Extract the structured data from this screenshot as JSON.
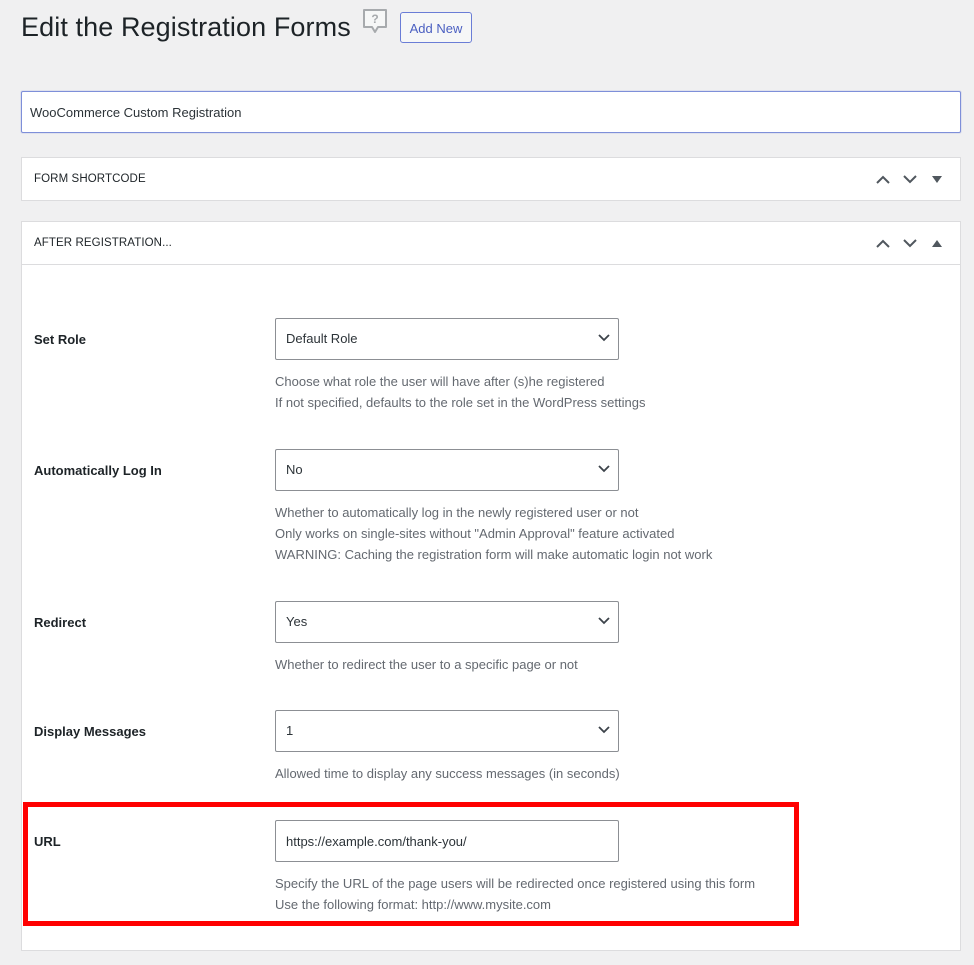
{
  "header": {
    "title": "Edit the Registration Forms",
    "help_icon": "help-speech-bubble-icon",
    "add_new_label": "Add New"
  },
  "form_title": {
    "value": "WooCommerce Custom Registration"
  },
  "panels": {
    "shortcode": {
      "title": "FORM SHORTCODE",
      "state": "collapsed"
    },
    "after_registration": {
      "title": "AFTER REGISTRATION...",
      "state": "expanded",
      "fields": {
        "set_role": {
          "label": "Set Role",
          "value": "Default Role",
          "description": [
            "Choose what role the user will have after (s)he registered",
            "If not specified, defaults to the role set in the WordPress settings"
          ]
        },
        "auto_login": {
          "label": "Automatically Log In",
          "value": "No",
          "description": [
            "Whether to automatically log in the newly registered user or not",
            "Only works on single-sites without \"Admin Approval\" feature activated",
            "WARNING: Caching the registration form will make automatic login not work"
          ]
        },
        "redirect": {
          "label": "Redirect",
          "value": "Yes",
          "description": [
            "Whether to redirect the user to a specific page or not"
          ]
        },
        "display_messages": {
          "label": "Display Messages",
          "value": "1",
          "description": [
            "Allowed time to display any success messages (in seconds)"
          ]
        },
        "url": {
          "label": "URL",
          "value": "https://example.com/thank-you/",
          "description": [
            "Specify the URL of the page users will be redirected once registered using this form",
            "Use the following format: http://www.mysite.com"
          ],
          "highlighted": true
        }
      }
    }
  },
  "colors": {
    "highlight": "#ff0000",
    "accent": "#4a5fc1",
    "background": "#f0f0f1"
  }
}
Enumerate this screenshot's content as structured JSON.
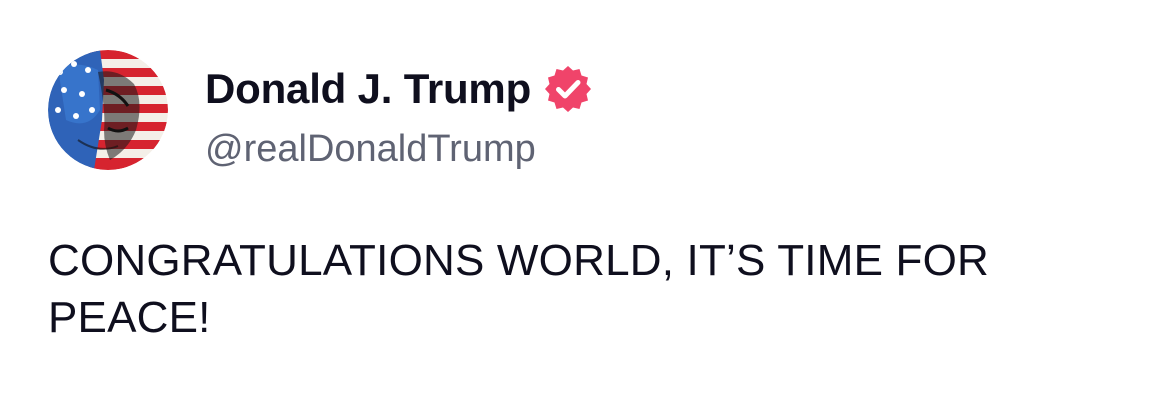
{
  "author": {
    "display_name": "Donald J. Trump",
    "handle": "@realDonaldTrump",
    "verified": true,
    "avatar_icon": "flag-portrait-avatar",
    "verified_icon": "verified-badge-icon"
  },
  "post": {
    "text": "CONGRATULATIONS WORLD, IT’S TIME FOR PEACE!"
  },
  "colors": {
    "name": "#0f0f1e",
    "handle": "#5f6373",
    "text": "#0f0f1e",
    "verified_badge": "#f0446a",
    "background": "#ffffff"
  }
}
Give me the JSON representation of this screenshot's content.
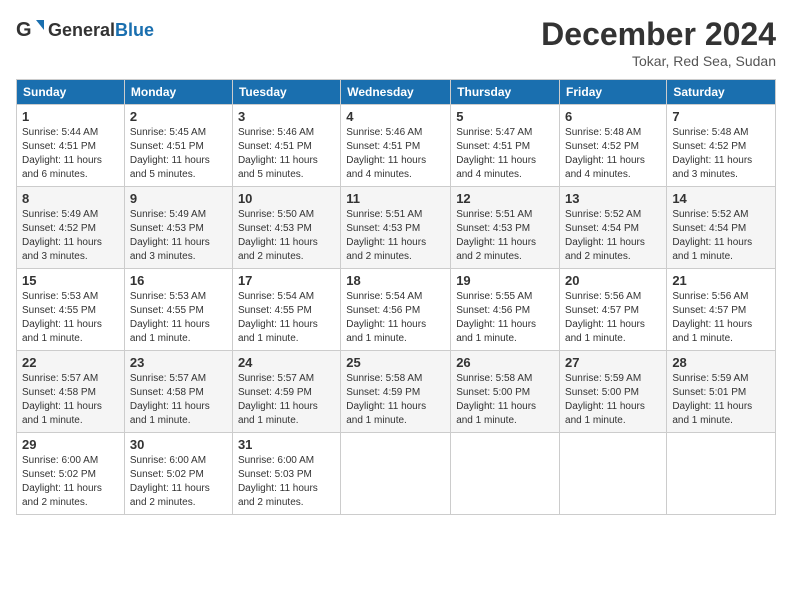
{
  "logo": {
    "general": "General",
    "blue": "Blue"
  },
  "title": "December 2024",
  "location": "Tokar, Red Sea, Sudan",
  "days_of_week": [
    "Sunday",
    "Monday",
    "Tuesday",
    "Wednesday",
    "Thursday",
    "Friday",
    "Saturday"
  ],
  "weeks": [
    [
      {
        "day": "1",
        "sunrise": "5:44 AM",
        "sunset": "4:51 PM",
        "daylight": "11 hours and 6 minutes."
      },
      {
        "day": "2",
        "sunrise": "5:45 AM",
        "sunset": "4:51 PM",
        "daylight": "11 hours and 5 minutes."
      },
      {
        "day": "3",
        "sunrise": "5:46 AM",
        "sunset": "4:51 PM",
        "daylight": "11 hours and 5 minutes."
      },
      {
        "day": "4",
        "sunrise": "5:46 AM",
        "sunset": "4:51 PM",
        "daylight": "11 hours and 4 minutes."
      },
      {
        "day": "5",
        "sunrise": "5:47 AM",
        "sunset": "4:51 PM",
        "daylight": "11 hours and 4 minutes."
      },
      {
        "day": "6",
        "sunrise": "5:48 AM",
        "sunset": "4:52 PM",
        "daylight": "11 hours and 4 minutes."
      },
      {
        "day": "7",
        "sunrise": "5:48 AM",
        "sunset": "4:52 PM",
        "daylight": "11 hours and 3 minutes."
      }
    ],
    [
      {
        "day": "8",
        "sunrise": "5:49 AM",
        "sunset": "4:52 PM",
        "daylight": "11 hours and 3 minutes."
      },
      {
        "day": "9",
        "sunrise": "5:49 AM",
        "sunset": "4:53 PM",
        "daylight": "11 hours and 3 minutes."
      },
      {
        "day": "10",
        "sunrise": "5:50 AM",
        "sunset": "4:53 PM",
        "daylight": "11 hours and 2 minutes."
      },
      {
        "day": "11",
        "sunrise": "5:51 AM",
        "sunset": "4:53 PM",
        "daylight": "11 hours and 2 minutes."
      },
      {
        "day": "12",
        "sunrise": "5:51 AM",
        "sunset": "4:53 PM",
        "daylight": "11 hours and 2 minutes."
      },
      {
        "day": "13",
        "sunrise": "5:52 AM",
        "sunset": "4:54 PM",
        "daylight": "11 hours and 2 minutes."
      },
      {
        "day": "14",
        "sunrise": "5:52 AM",
        "sunset": "4:54 PM",
        "daylight": "11 hours and 1 minute."
      }
    ],
    [
      {
        "day": "15",
        "sunrise": "5:53 AM",
        "sunset": "4:55 PM",
        "daylight": "11 hours and 1 minute."
      },
      {
        "day": "16",
        "sunrise": "5:53 AM",
        "sunset": "4:55 PM",
        "daylight": "11 hours and 1 minute."
      },
      {
        "day": "17",
        "sunrise": "5:54 AM",
        "sunset": "4:55 PM",
        "daylight": "11 hours and 1 minute."
      },
      {
        "day": "18",
        "sunrise": "5:54 AM",
        "sunset": "4:56 PM",
        "daylight": "11 hours and 1 minute."
      },
      {
        "day": "19",
        "sunrise": "5:55 AM",
        "sunset": "4:56 PM",
        "daylight": "11 hours and 1 minute."
      },
      {
        "day": "20",
        "sunrise": "5:56 AM",
        "sunset": "4:57 PM",
        "daylight": "11 hours and 1 minute."
      },
      {
        "day": "21",
        "sunrise": "5:56 AM",
        "sunset": "4:57 PM",
        "daylight": "11 hours and 1 minute."
      }
    ],
    [
      {
        "day": "22",
        "sunrise": "5:57 AM",
        "sunset": "4:58 PM",
        "daylight": "11 hours and 1 minute."
      },
      {
        "day": "23",
        "sunrise": "5:57 AM",
        "sunset": "4:58 PM",
        "daylight": "11 hours and 1 minute."
      },
      {
        "day": "24",
        "sunrise": "5:57 AM",
        "sunset": "4:59 PM",
        "daylight": "11 hours and 1 minute."
      },
      {
        "day": "25",
        "sunrise": "5:58 AM",
        "sunset": "4:59 PM",
        "daylight": "11 hours and 1 minute."
      },
      {
        "day": "26",
        "sunrise": "5:58 AM",
        "sunset": "5:00 PM",
        "daylight": "11 hours and 1 minute."
      },
      {
        "day": "27",
        "sunrise": "5:59 AM",
        "sunset": "5:00 PM",
        "daylight": "11 hours and 1 minute."
      },
      {
        "day": "28",
        "sunrise": "5:59 AM",
        "sunset": "5:01 PM",
        "daylight": "11 hours and 1 minute."
      }
    ],
    [
      {
        "day": "29",
        "sunrise": "6:00 AM",
        "sunset": "5:02 PM",
        "daylight": "11 hours and 2 minutes."
      },
      {
        "day": "30",
        "sunrise": "6:00 AM",
        "sunset": "5:02 PM",
        "daylight": "11 hours and 2 minutes."
      },
      {
        "day": "31",
        "sunrise": "6:00 AM",
        "sunset": "5:03 PM",
        "daylight": "11 hours and 2 minutes."
      },
      null,
      null,
      null,
      null
    ]
  ]
}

**Work to do**
Without the pictures, extract every entry verbatim.

**Full solution**
Extract the structured data from this screenshot as JSON.
{
  "header": {
    "title": "Edit the Registration Forms",
    "help_icon": "help-speech-bubble-icon",
    "add_new_label": "Add New"
  },
  "form_title": {
    "value": "WooCommerce Custom Registration"
  },
  "panels": {
    "shortcode": {
      "title": "FORM SHORTCODE",
      "state": "collapsed"
    },
    "after_registration": {
      "title": "AFTER REGISTRATION...",
      "state": "expanded",
      "fields": {
        "set_role": {
          "label": "Set Role",
          "value": "Default Role",
          "description": [
            "Choose what role the user will have after (s)he registered",
            "If not specified, defaults to the role set in the WordPress settings"
          ]
        },
        "auto_login": {
          "label": "Automatically Log In",
          "value": "No",
          "description": [
            "Whether to automatically log in the newly registered user or not",
            "Only works on single-sites without \"Admin Approval\" feature activated",
            "WARNING: Caching the registration form will make automatic login not work"
          ]
        },
        "redirect": {
          "label": "Redirect",
          "value": "Yes",
          "description": [
            "Whether to redirect the user to a specific page or not"
          ]
        },
        "display_messages": {
          "label": "Display Messages",
          "value": "1",
          "description": [
            "Allowed time to display any success messages (in seconds)"
          ]
        },
        "url": {
          "label": "URL",
          "value": "https://example.com/thank-you/",
          "description": [
            "Specify the URL of the page users will be redirected once registered using this form",
            "Use the following format: http://www.mysite.com"
          ],
          "highlighted": true
        }
      }
    }
  },
  "colors": {
    "highlight": "#ff0000",
    "accent": "#4a5fc1",
    "background": "#f0f0f1"
  }
}
Enumerate this screenshot's content as structured JSON.
{
  "author": {
    "display_name": "Donald J. Trump",
    "handle": "@realDonaldTrump",
    "verified": true,
    "avatar_icon": "flag-portrait-avatar",
    "verified_icon": "verified-badge-icon"
  },
  "post": {
    "text": "CONGRATULATIONS WORLD, IT’S TIME FOR PEACE!"
  },
  "colors": {
    "name": "#0f0f1e",
    "handle": "#5f6373",
    "text": "#0f0f1e",
    "verified_badge": "#f0446a",
    "background": "#ffffff"
  }
}
Give me the JSON representation of this screenshot's content.
{
  "logo": {
    "general": "General",
    "blue": "Blue"
  },
  "title": "December 2024",
  "location": "Tokar, Red Sea, Sudan",
  "days_of_week": [
    "Sunday",
    "Monday",
    "Tuesday",
    "Wednesday",
    "Thursday",
    "Friday",
    "Saturday"
  ],
  "weeks": [
    [
      {
        "day": "1",
        "sunrise": "5:44 AM",
        "sunset": "4:51 PM",
        "daylight": "11 hours and 6 minutes."
      },
      {
        "day": "2",
        "sunrise": "5:45 AM",
        "sunset": "4:51 PM",
        "daylight": "11 hours and 5 minutes."
      },
      {
        "day": "3",
        "sunrise": "5:46 AM",
        "sunset": "4:51 PM",
        "daylight": "11 hours and 5 minutes."
      },
      {
        "day": "4",
        "sunrise": "5:46 AM",
        "sunset": "4:51 PM",
        "daylight": "11 hours and 4 minutes."
      },
      {
        "day": "5",
        "sunrise": "5:47 AM",
        "sunset": "4:51 PM",
        "daylight": "11 hours and 4 minutes."
      },
      {
        "day": "6",
        "sunrise": "5:48 AM",
        "sunset": "4:52 PM",
        "daylight": "11 hours and 4 minutes."
      },
      {
        "day": "7",
        "sunrise": "5:48 AM",
        "sunset": "4:52 PM",
        "daylight": "11 hours and 3 minutes."
      }
    ],
    [
      {
        "day": "8",
        "sunrise": "5:49 AM",
        "sunset": "4:52 PM",
        "daylight": "11 hours and 3 minutes."
      },
      {
        "day": "9",
        "sunrise": "5:49 AM",
        "sunset": "4:53 PM",
        "daylight": "11 hours and 3 minutes."
      },
      {
        "day": "10",
        "sunrise": "5:50 AM",
        "sunset": "4:53 PM",
        "daylight": "11 hours and 2 minutes."
      },
      {
        "day": "11",
        "sunrise": "5:51 AM",
        "sunset": "4:53 PM",
        "daylight": "11 hours and 2 minutes."
      },
      {
        "day": "12",
        "sunrise": "5:51 AM",
        "sunset": "4:53 PM",
        "daylight": "11 hours and 2 minutes."
      },
      {
        "day": "13",
        "sunrise": "5:52 AM",
        "sunset": "4:54 PM",
        "daylight": "11 hours and 2 minutes."
      },
      {
        "day": "14",
        "sunrise": "5:52 AM",
        "sunset": "4:54 PM",
        "daylight": "11 hours and 1 minute."
      }
    ],
    [
      {
        "day": "15",
        "sunrise": "5:53 AM",
        "sunset": "4:55 PM",
        "daylight": "11 hours and 1 minute."
      },
      {
        "day": "16",
        "sunrise": "5:53 AM",
        "sunset": "4:55 PM",
        "daylight": "11 hours and 1 minute."
      },
      {
        "day": "17",
        "sunrise": "5:54 AM",
        "sunset": "4:55 PM",
        "daylight": "11 hours and 1 minute."
      },
      {
        "day": "18",
        "sunrise": "5:54 AM",
        "sunset": "4:56 PM",
        "daylight": "11 hours and 1 minute."
      },
      {
        "day": "19",
        "sunrise": "5:55 AM",
        "sunset": "4:56 PM",
        "daylight": "11 hours and 1 minute."
      },
      {
        "day": "20",
        "sunrise": "5:56 AM",
        "sunset": "4:57 PM",
        "daylight": "11 hours and 1 minute."
      },
      {
        "day": "21",
        "sunrise": "5:56 AM",
        "sunset": "4:57 PM",
        "daylight": "11 hours and 1 minute."
      }
    ],
    [
      {
        "day": "22",
        "sunrise": "5:57 AM",
        "sunset": "4:58 PM",
        "daylight": "11 hours and 1 minute."
      },
      {
        "day": "23",
        "sunrise": "5:57 AM",
        "sunset": "4:58 PM",
        "daylight": "11 hours and 1 minute."
      },
      {
        "day": "24",
        "sunrise": "5:57 AM",
        "sunset": "4:59 PM",
        "daylight": "11 hours and 1 minute."
      },
      {
        "day": "25",
        "sunrise": "5:58 AM",
        "sunset": "4:59 PM",
        "daylight": "11 hours and 1 minute."
      },
      {
        "day": "26",
        "sunrise": "5:58 AM",
        "sunset": "5:00 PM",
        "daylight": "11 hours and 1 minute."
      },
      {
        "day": "27",
        "sunrise": "5:59 AM",
        "sunset": "5:00 PM",
        "daylight": "11 hours and 1 minute."
      },
      {
        "day": "28",
        "sunrise": "5:59 AM",
        "sunset": "5:01 PM",
        "daylight": "11 hours and 1 minute."
      }
    ],
    [
      {
        "day": "29",
        "sunrise": "6:00 AM",
        "sunset": "5:02 PM",
        "daylight": "11 hours and 2 minutes."
      },
      {
        "day": "30",
        "sunrise": "6:00 AM",
        "sunset": "5:02 PM",
        "daylight": "11 hours and 2 minutes."
      },
      {
        "day": "31",
        "sunrise": "6:00 AM",
        "sunset": "5:03 PM",
        "daylight": "11 hours and 2 minutes."
      },
      null,
      null,
      null,
      null
    ]
  ]
}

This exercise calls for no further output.